FRAGMENTO DE LECTURA |
* * *

La comisión encargada de los documentos reales encontró un armario de hierro, y en su interior se encontraba la correspondencia del monarca con otras coronas europeas, en las que solicitaba su ayuda contra los revolucionarios y algo que les sorprendió aun más, dieron con las cartas de Mirabeau, su doble juego había sido descubierto. En vista de la traición, el cadáver de Mirabeau que había sido enterrado en el Panteón de Hombres ilustres fue exhumado y todos los honores le fueron retirados. Por su parte, la comisión encargada de investigar la inviolabilidad del monarca revocó su inmunidad, por primera vez en la historia de Francia, un Rey podía ser juzgado. 

                      2. El Proceso contra Luis Capeto (Luis XVI)

El proceso contra el monarca acusado de traidor al pueblo soberano de Francia comenzó en diciembre de 1792. ¿Qué abogado le defendería?. Finalmente, se consiguió que la defensa recayese en manos de: Guillaume Malesherbes, jurista y antiguo Ministro real; François Denis Tronchet, jurista y Diputado en los Estados Generales; y Raymond de Sèze, abogado que destacaba por su capacidad oratoria e intelectual. No obstante, se sabía condenado por lo que el 25 de diciembre de 1792 redactó su testamento.

* * *

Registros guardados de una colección
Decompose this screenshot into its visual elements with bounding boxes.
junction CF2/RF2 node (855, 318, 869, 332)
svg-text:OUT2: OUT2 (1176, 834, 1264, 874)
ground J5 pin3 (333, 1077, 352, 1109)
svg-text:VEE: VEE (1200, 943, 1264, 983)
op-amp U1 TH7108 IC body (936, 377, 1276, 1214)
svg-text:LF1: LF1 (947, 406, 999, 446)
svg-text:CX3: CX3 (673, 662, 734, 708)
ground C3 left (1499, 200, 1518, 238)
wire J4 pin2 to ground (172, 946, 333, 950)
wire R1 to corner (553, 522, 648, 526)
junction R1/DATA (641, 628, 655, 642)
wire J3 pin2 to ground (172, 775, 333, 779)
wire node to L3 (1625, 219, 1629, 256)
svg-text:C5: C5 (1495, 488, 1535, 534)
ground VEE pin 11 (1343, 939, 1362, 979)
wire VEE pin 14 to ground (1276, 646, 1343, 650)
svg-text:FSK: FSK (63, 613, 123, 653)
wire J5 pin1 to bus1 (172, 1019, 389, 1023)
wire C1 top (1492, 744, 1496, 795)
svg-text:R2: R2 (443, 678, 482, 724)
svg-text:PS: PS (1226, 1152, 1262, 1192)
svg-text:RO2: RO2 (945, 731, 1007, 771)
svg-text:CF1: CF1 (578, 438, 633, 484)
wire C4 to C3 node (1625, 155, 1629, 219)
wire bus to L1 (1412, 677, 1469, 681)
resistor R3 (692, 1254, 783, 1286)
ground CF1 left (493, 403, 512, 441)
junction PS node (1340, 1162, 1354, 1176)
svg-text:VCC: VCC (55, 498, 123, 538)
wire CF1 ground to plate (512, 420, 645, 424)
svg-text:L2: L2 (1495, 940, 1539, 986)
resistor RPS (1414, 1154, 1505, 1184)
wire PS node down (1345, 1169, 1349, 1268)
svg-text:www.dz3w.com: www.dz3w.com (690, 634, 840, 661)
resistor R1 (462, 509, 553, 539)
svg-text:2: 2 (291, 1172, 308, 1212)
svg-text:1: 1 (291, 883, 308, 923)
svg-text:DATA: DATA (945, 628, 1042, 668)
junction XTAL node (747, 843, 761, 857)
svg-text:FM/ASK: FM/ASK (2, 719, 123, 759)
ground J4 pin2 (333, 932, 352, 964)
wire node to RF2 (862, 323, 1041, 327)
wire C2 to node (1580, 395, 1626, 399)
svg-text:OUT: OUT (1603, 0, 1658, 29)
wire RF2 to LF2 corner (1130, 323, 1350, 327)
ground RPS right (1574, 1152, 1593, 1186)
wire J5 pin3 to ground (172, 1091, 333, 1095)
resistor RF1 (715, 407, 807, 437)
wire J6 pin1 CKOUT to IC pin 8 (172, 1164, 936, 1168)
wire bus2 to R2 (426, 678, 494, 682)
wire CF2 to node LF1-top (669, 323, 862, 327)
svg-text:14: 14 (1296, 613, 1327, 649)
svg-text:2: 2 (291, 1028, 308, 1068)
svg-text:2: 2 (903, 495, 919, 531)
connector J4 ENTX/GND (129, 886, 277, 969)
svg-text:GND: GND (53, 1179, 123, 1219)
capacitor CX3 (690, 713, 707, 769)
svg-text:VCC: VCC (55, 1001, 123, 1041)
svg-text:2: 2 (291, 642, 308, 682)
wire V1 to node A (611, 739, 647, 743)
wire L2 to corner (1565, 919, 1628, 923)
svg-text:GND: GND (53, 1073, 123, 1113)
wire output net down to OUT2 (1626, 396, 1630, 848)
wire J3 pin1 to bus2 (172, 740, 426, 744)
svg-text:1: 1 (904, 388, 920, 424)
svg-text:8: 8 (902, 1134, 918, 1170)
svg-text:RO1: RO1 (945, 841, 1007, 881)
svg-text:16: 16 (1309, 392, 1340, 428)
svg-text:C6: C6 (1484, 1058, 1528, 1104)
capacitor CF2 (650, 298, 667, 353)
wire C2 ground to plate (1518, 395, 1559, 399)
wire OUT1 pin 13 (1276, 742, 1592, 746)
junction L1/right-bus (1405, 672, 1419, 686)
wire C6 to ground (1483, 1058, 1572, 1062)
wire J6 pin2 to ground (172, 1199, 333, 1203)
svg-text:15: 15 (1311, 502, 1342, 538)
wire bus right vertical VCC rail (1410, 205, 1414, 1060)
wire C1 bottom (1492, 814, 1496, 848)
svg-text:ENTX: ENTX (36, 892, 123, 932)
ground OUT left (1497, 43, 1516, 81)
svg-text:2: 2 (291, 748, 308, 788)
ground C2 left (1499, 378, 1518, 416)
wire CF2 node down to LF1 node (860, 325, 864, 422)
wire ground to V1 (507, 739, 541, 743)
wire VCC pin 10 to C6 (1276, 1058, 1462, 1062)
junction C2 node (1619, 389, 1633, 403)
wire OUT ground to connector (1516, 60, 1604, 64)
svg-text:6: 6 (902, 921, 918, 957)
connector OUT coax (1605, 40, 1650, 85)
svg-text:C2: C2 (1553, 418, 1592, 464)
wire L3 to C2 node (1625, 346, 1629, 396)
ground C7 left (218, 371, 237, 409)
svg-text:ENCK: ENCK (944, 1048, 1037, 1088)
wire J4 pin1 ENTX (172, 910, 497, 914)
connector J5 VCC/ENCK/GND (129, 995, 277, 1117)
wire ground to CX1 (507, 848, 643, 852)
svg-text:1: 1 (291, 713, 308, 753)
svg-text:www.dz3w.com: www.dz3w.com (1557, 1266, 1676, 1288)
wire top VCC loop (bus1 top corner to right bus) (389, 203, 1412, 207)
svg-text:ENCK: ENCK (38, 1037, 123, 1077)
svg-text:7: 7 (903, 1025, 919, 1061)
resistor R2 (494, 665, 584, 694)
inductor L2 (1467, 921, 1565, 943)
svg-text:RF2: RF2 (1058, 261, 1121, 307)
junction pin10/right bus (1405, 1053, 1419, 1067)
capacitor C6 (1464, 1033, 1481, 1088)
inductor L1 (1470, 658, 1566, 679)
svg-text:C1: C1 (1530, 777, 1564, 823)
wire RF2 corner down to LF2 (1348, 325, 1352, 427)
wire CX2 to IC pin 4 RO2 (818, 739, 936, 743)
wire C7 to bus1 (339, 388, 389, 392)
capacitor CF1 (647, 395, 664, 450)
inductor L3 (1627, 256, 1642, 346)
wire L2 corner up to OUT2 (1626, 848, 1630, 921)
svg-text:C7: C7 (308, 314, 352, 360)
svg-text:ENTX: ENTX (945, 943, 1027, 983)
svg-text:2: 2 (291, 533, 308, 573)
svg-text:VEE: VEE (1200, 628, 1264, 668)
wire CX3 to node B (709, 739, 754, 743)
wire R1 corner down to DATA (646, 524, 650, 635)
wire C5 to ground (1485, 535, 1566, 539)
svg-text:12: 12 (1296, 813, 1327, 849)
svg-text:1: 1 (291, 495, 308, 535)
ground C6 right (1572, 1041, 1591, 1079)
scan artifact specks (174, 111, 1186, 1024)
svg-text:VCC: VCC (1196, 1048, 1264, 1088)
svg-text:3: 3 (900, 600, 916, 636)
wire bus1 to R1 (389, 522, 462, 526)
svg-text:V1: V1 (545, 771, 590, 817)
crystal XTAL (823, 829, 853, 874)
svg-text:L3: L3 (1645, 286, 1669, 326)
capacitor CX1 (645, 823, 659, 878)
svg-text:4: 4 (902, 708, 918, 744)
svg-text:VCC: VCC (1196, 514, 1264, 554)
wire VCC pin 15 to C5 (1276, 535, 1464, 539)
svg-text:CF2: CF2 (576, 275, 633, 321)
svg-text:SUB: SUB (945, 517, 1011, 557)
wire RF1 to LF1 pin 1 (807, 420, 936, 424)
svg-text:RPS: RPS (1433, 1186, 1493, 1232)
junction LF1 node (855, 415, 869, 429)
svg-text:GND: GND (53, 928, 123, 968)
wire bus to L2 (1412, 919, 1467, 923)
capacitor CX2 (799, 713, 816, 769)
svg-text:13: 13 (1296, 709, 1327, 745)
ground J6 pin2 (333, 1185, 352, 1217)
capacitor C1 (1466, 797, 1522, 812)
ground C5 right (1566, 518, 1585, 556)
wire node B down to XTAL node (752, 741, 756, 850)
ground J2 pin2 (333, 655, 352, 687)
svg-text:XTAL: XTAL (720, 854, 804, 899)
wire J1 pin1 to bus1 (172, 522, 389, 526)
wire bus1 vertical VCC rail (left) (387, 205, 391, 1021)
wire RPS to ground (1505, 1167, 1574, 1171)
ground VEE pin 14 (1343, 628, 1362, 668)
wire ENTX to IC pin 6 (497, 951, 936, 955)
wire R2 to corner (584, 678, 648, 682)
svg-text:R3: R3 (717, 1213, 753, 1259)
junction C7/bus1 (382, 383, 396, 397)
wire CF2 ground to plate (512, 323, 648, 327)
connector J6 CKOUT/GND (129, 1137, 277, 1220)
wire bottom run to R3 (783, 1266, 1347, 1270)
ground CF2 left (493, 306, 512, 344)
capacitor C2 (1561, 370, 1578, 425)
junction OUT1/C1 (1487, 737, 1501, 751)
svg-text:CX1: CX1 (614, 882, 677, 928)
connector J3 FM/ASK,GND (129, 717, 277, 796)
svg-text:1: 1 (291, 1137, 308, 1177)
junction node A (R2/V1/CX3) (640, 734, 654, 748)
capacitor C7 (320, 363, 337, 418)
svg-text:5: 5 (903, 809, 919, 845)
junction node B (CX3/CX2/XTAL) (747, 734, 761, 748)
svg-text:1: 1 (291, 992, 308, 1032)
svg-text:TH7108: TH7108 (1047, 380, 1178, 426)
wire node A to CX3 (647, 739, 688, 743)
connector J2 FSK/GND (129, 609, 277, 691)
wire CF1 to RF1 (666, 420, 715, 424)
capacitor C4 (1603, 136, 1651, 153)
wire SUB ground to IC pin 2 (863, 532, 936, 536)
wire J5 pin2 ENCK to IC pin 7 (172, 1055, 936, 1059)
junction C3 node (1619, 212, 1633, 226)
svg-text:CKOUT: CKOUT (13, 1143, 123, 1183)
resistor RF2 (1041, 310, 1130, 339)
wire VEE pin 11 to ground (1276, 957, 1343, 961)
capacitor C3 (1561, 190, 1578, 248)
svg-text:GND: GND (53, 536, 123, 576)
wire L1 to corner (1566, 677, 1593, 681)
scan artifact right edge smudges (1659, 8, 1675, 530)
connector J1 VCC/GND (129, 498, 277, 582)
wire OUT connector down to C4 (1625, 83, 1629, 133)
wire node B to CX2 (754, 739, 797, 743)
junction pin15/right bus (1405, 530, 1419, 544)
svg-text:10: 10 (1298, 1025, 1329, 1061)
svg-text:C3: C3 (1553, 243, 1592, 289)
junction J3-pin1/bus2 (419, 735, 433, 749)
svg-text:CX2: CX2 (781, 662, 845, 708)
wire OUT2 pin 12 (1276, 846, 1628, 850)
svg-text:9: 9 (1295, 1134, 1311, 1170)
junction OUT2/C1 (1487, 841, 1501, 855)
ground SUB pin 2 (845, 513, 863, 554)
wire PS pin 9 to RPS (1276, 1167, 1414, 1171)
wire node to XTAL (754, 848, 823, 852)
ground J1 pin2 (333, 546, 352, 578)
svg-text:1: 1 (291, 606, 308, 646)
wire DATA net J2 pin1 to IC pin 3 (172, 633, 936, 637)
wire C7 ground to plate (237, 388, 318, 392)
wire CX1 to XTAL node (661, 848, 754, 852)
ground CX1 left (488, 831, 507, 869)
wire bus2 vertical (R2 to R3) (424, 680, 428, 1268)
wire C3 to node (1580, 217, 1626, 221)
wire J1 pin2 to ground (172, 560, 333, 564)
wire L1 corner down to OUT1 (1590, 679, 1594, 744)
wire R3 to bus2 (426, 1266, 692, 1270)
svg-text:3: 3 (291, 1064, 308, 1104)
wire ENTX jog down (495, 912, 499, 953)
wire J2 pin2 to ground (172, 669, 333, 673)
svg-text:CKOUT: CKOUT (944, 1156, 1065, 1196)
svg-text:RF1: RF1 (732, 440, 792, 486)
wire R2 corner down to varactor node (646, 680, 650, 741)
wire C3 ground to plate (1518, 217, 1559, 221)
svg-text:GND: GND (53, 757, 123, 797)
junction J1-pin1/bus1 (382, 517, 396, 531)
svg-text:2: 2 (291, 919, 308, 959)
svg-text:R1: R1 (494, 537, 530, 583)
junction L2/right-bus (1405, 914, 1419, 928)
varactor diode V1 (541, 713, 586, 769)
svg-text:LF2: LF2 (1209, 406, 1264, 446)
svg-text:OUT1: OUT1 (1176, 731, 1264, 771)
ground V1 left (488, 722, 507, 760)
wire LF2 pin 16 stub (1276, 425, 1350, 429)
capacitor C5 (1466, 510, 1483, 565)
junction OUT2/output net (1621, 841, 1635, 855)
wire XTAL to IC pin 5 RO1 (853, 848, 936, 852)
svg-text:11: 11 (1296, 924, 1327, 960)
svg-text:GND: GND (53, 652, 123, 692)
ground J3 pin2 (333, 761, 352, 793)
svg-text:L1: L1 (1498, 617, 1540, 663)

* * *

CONSIGNA |
Continúa el fragmento sobre el proceso contra Luis XVI a partir de su última oración.

RESPUESTA |
Testamento de Luis XVI
Parte del testamento de Luis XVI
El 26 de diciembre de 1792, se abrió el proceso contra el rey con la exposición de las pruebas de cargo. Acto seguido, la defensa del monarca, encabezada por de Sèze hizo sus alegaciones, apoyándose en el principio de inviolabilidad del monarca, pero como era de esperar no convenció a nadie, por lo que la única salvación era intentar aprovechar la división existente entre los diputados. Por un lado estaban los girondinos, el grupo político moderado, que deseaba evitar la condena a muerte, ya que esto provocaría el ataque del resto de monarcas europeos a la recién nacida República francesa. Frente a ellos estaban los radicales que pedían la cabeza del monarca, incluso muchos de ellos no querían ni que se celebrase un juicio, querían llevar directamente al monarca al cadalso, y en medio de estos grupos se encontraba la mayoría moderada.

Juicio Luis XVI
Proceso contra Luis XVI
El 15 de enero de 1793 se produjo la primera votación, se preguntaban si Luis XVI era culpable de conspiración, 691 diputados, de un total de 749, contestaron que sí. No hubo ningún no. Tras esta votación, se debía decidir si tal como pedían los girondinos la sentencia de los diputados debía ser ratificada por el pueblo, no obstante esta petición fue rechazada por 426 votos frente a 278. Por último llegaba el momento de votar la pena a la que sería condenado el reo. Esta votación duró 36 horas, y finalmente se decidió con 387 votos a favor y 334 en contra que el monarca era condenado a muerte en la guillotina.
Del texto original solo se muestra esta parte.